Record extracts:
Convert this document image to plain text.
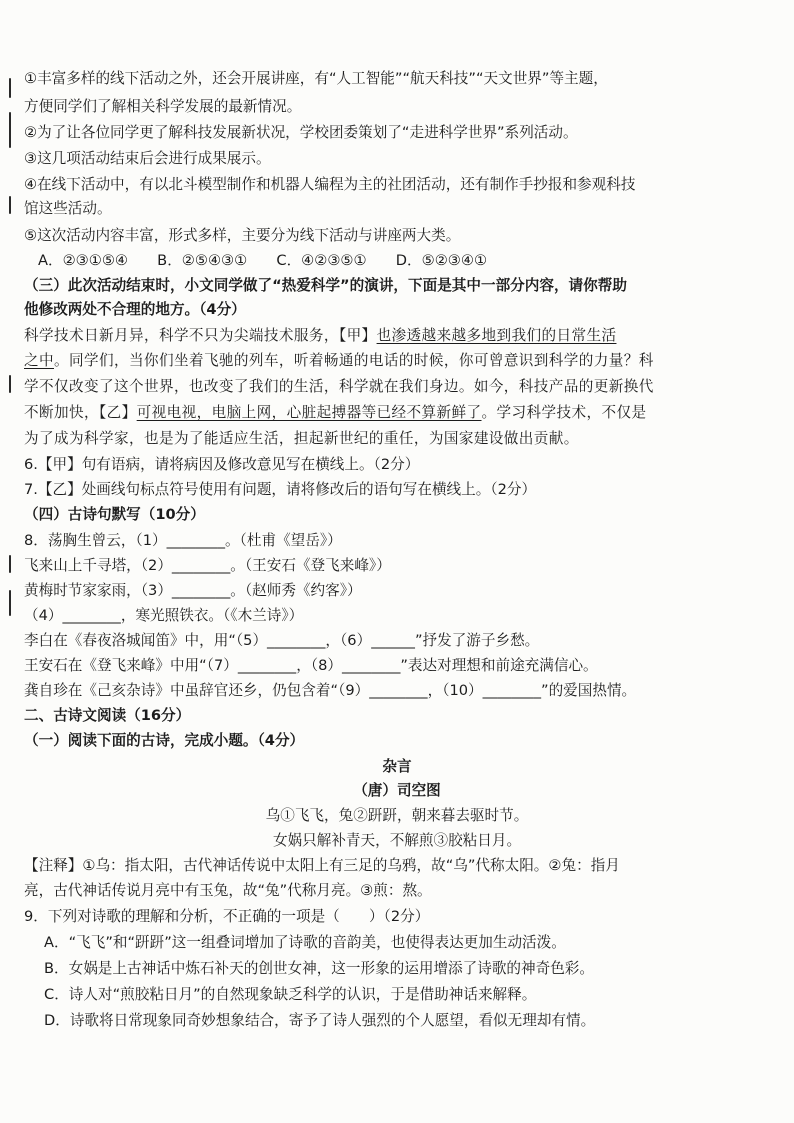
①丰富多样的线下活动之外，还会开展讲座，有“人工智能”“航天科技”“天文世界”等主题，
方便同学们了解相关科学发展的最新情况。
②为了让各位同学更了解科技发展新状况，学校团委策划了“走进科学世界”系列活动。
③这几项活动结束后会进行成果展示。
④在线下活动中，有以北斗模型制作和机器人编程为主的社团活动，还有制作手抄报和参观科技
馆这些活动。
⑤这次活动内容丰富，形式多样，主要分为线下活动与讲座两大类。
A．②③①⑤④　　B．②⑤④③①　　C．④②③⑤①　　D．⑤②③④①
（三）此次活动结束时，小文同学做了“热爱科学”的演讲，下面是其中一部分内容，请你帮助
他修改两处不合理的地方。（4分）
科学技术日新月异，科学不只为尖端技术服务，【甲】也渗透越来越多地到我们的日常生活
之中。同学们，当你们坐着飞驰的列车，听着畅通的电话的时候，你可曾意识到科学的力量？科
学不仅改变了这个世界，也改变了我们的生活，科学就在我们身边。如今，科技产品的更新换代
不断加快，【乙】可视电视，电脑上网，心脏起搏器等已经不算新鲜了。学习科学技术，不仅是
为了成为科学家，也是为了能适应生活，担起新世纪的重任，为国家建设做出贡献。
6.【甲】句有语病，请将病因及修改意见写在横线上。（2分）
7.【乙】处画线句标点符号使用有问题，请将修改后的语句写在横线上。（2分）
（四）古诗句默写（10分）
8．荡胸生曾云，（1）________。（杜甫《望岳》）
飞来山上千寻塔，（2）________。（王安石《登飞来峰》）
黄梅时节家家雨，（3）________。（赵师秀《约客》）
（4）________，寒光照铁衣。（《木兰诗》）
李白在《春夜洛城闻笛》中，用“（5）________，（6）______”抒发了游子乡愁。
王安石在《登飞来峰》中用“（7）________，（8）________”表达对理想和前途充满信心。
龚自珍在《己亥杂诗》中虽辞官还乡，仍包含着“（9）________，（10）________”的爱国热情。
二、古诗文阅读（16分）
（一）阅读下面的古诗，完成小题。（4分）
杂言
（唐）司空图
乌①飞飞，兔②趼趼，朝来暮去驱时节。
女娲只解补青天，不解煎③胶粘日月。
【注释】①乌：指太阳，古代神话传说中太阳上有三足的乌鸦，故“乌”代称太阳。②兔：指月
亮，古代神话传说月亮中有玉兔，故“兔”代称月亮。③煎：熬。
9．下列对诗歌的理解和分析，不正确的一项是（　　）（2分）
A．“飞飞”和“趼趼”这一组叠词增加了诗歌的音韵美，也使得表达更加生动活泼。
B．女娲是上古神话中炼石补天的创世女神，这一形象的运用增添了诗歌的神奇色彩。
C．诗人对“煎胶粘日月”的自然现象缺乏科学的认识，于是借助神话来解释。
D．诗歌将日常现象同奇妙想象结合，寄予了诗人强烈的个人愿望，看似无理却有情。
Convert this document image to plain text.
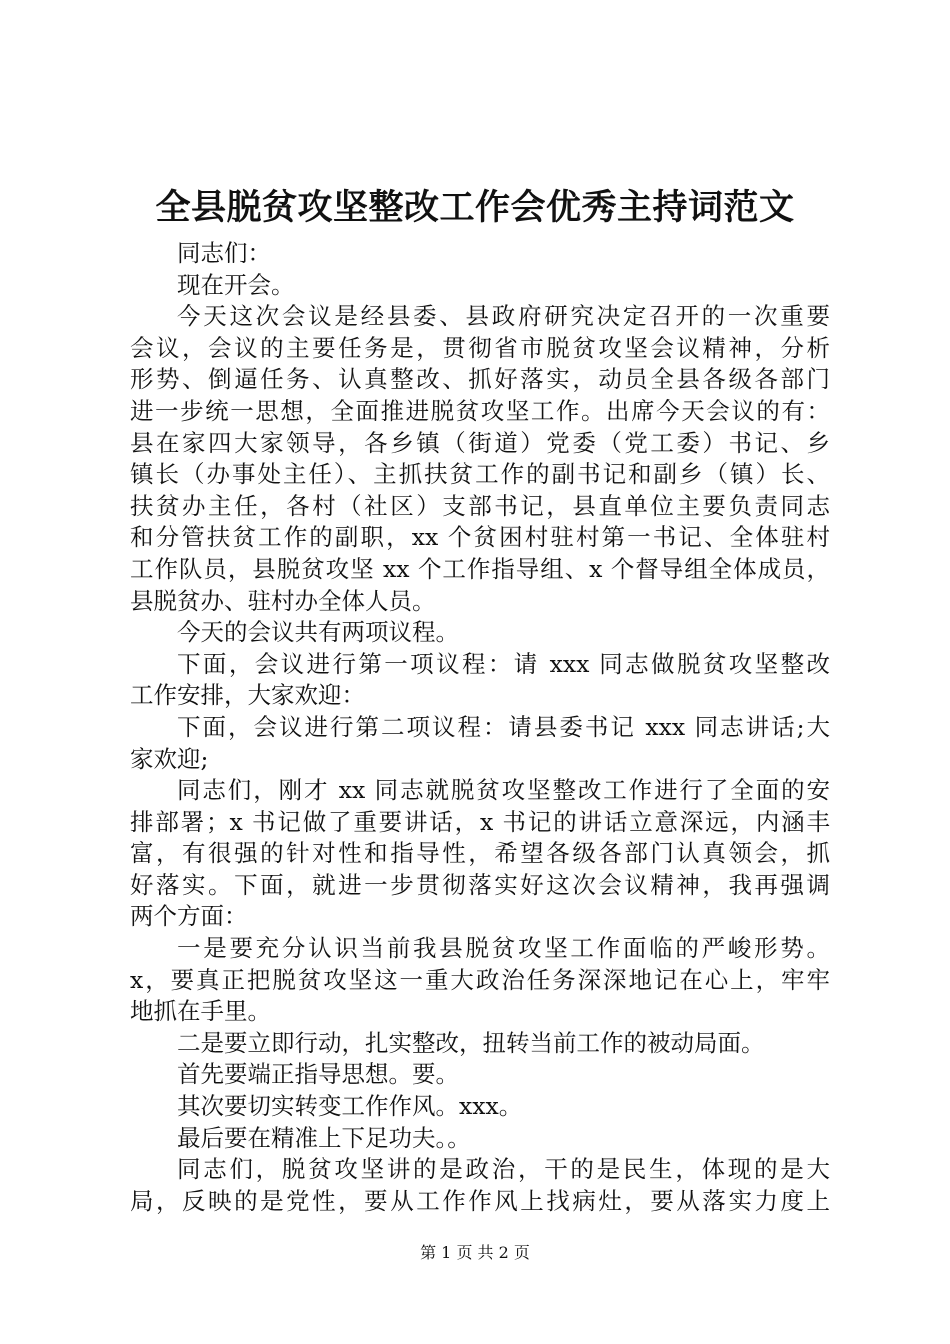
全县脱贫攻坚整改工作会优秀主持词范文
同志们：
现在开会。
今天这次会议是经县委、县政府研究决定召开的一次重要
会议，会议的主要任务是，贯彻省市脱贫攻坚会议精神，分析
形势、倒逼任务、认真整改、抓好落实，动员全县各级各部门
进一步统一思想，全面推进脱贫攻坚工作。出席今天会议的有：
县在家四大家领导，各乡镇（街道）党委（党工委）书记、乡
镇长（办事处主任）、主抓扶贫工作的副书记和副乡（镇）长、
扶贫办主任，各村（社区）支部书记，县直单位主要负责同志
和分管扶贫工作的副职，xx 个贫困村驻村第一书记、全体驻村
工作队员，县脱贫攻坚 xx 个工作指导组、x 个督导组全体成员，
县脱贫办、驻村办全体人员。
今天的会议共有两项议程。
下面，会议进行第一项议程：请 xxx 同志做脱贫攻坚整改
工作安排，大家欢迎：
下面，会议进行第二项议程：请县委书记 xxx 同志讲话;大
家欢迎;
同志们，刚才 xx 同志就脱贫攻坚整改工作进行了全面的安
排部署；x 书记做了重要讲话，x 书记的讲话立意深远，内涵丰
富，有很强的针对性和指导性，希望各级各部门认真领会，抓
好落实。下面，就进一步贯彻落实好这次会议精神，我再强调
两个方面：
一是要充分认识当前我县脱贫攻坚工作面临的严峻形势。
x，要真正把脱贫攻坚这一重大政治任务深深地记在心上，牢牢
地抓在手里。
二是要立即行动，扎实整改，扭转当前工作的被动局面。
首先要端正指导思想。要。
其次要切实转变工作作风。xxx。
最后要在精准上下足功夫。。
同志们，脱贫攻坚讲的是政治，干的是民生，体现的是大
局，反映的是党性，要从工作作风上找病灶，要从落实力度上
第 1 页 共 2 页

Goal: Images should not appear in the copy; retype the listing above exactly.

Right answer:
Convert this document image to plain text.
①丰富多样的线下活动之外，还会开展讲座，有“人工智能”“航天科技”“天文世界”等主题，
方便同学们了解相关科学发展的最新情况。
②为了让各位同学更了解科技发展新状况，学校团委策划了“走进科学世界”系列活动。
③这几项活动结束后会进行成果展示。
④在线下活动中，有以北斗模型制作和机器人编程为主的社团活动，还有制作手抄报和参观科技
馆这些活动。
⑤这次活动内容丰富，形式多样，主要分为线下活动与讲座两大类。
A．②③①⑤④　　B．②⑤④③①　　C．④②③⑤①　　D．⑤②③④①
（三）此次活动结束时，小文同学做了“热爱科学”的演讲，下面是其中一部分内容，请你帮助
他修改两处不合理的地方。（4分）
科学技术日新月异，科学不只为尖端技术服务，【甲】也渗透越来越多地到我们的日常生活
之中。同学们，当你们坐着飞驰的列车，听着畅通的电话的时候，你可曾意识到科学的力量？科
学不仅改变了这个世界，也改变了我们的生活，科学就在我们身边。如今，科技产品的更新换代
不断加快，【乙】可视电视，电脑上网，心脏起搏器等已经不算新鲜了。学习科学技术，不仅是
为了成为科学家，也是为了能适应生活，担起新世纪的重任，为国家建设做出贡献。
6.【甲】句有语病，请将病因及修改意见写在横线上。（2分）
7.【乙】处画线句标点符号使用有问题，请将修改后的语句写在横线上。（2分）
（四）古诗句默写（10分）
8．荡胸生曾云，（1）________。（杜甫《望岳》）
飞来山上千寻塔，（2）________。（王安石《登飞来峰》）
黄梅时节家家雨，（3）________。（赵师秀《约客》）
（4）________，寒光照铁衣。（《木兰诗》）
李白在《春夜洛城闻笛》中，用“（5）________，（6）______”抒发了游子乡愁。
王安石在《登飞来峰》中用“（7）________，（8）________”表达对理想和前途充满信心。
龚自珍在《己亥杂诗》中虽辞官还乡，仍包含着“（9）________，（10）________”的爱国热情。
二、古诗文阅读（16分）
（一）阅读下面的古诗，完成小题。（4分）
杂言
（唐）司空图
乌①飞飞，兔②趼趼，朝来暮去驱时节。
女娲只解补青天，不解煎③胶粘日月。
【注释】①乌：指太阳，古代神话传说中太阳上有三足的乌鸦，故“乌”代称太阳。②兔：指月
亮，古代神话传说月亮中有玉兔，故“兔”代称月亮。③煎：熬。
9．下列对诗歌的理解和分析，不正确的一项是（　　）（2分）
A．“飞飞”和“趼趼”这一组叠词增加了诗歌的音韵美，也使得表达更加生动活泼。
B．女娲是上古神话中炼石补天的创世女神，这一形象的运用增添了诗歌的神奇色彩。
C．诗人对“煎胶粘日月”的自然现象缺乏科学的认识，于是借助神话来解释。
D．诗歌将日常现象同奇妙想象结合，寄予了诗人强烈的个人愿望，看似无理却有情。
Convert this document image to plain text.
全县脱贫攻坚整改工作会优秀主持词范文
同志们：
现在开会。
今天这次会议是经县委、县政府研究决定召开的一次重要
会议，会议的主要任务是，贯彻省市脱贫攻坚会议精神，分析
形势、倒逼任务、认真整改、抓好落实，动员全县各级各部门
进一步统一思想，全面推进脱贫攻坚工作。出席今天会议的有：
县在家四大家领导，各乡镇（街道）党委（党工委）书记、乡
镇长（办事处主任）、主抓扶贫工作的副书记和副乡（镇）长、
扶贫办主任，各村（社区）支部书记，县直单位主要负责同志
和分管扶贫工作的副职，xx 个贫困村驻村第一书记、全体驻村
工作队员，县脱贫攻坚 xx 个工作指导组、x 个督导组全体成员，
县脱贫办、驻村办全体人员。
今天的会议共有两项议程。
下面，会议进行第一项议程：请 xxx 同志做脱贫攻坚整改
工作安排，大家欢迎：
下面，会议进行第二项议程：请县委书记 xxx 同志讲话;大
家欢迎;
同志们，刚才 xx 同志就脱贫攻坚整改工作进行了全面的安
排部署；x 书记做了重要讲话，x 书记的讲话立意深远，内涵丰
富，有很强的针对性和指导性，希望各级各部门认真领会，抓
好落实。下面，就进一步贯彻落实好这次会议精神，我再强调
两个方面：
一是要充分认识当前我县脱贫攻坚工作面临的严峻形势。
x，要真正把脱贫攻坚这一重大政治任务深深地记在心上，牢牢
地抓在手里。
二是要立即行动，扎实整改，扭转当前工作的被动局面。
首先要端正指导思想。要。
其次要切实转变工作作风。xxx。
最后要在精准上下足功夫。。
同志们，脱贫攻坚讲的是政治，干的是民生，体现的是大
局，反映的是党性，要从工作作风上找病灶，要从落实力度上
第 1 页 共 2 页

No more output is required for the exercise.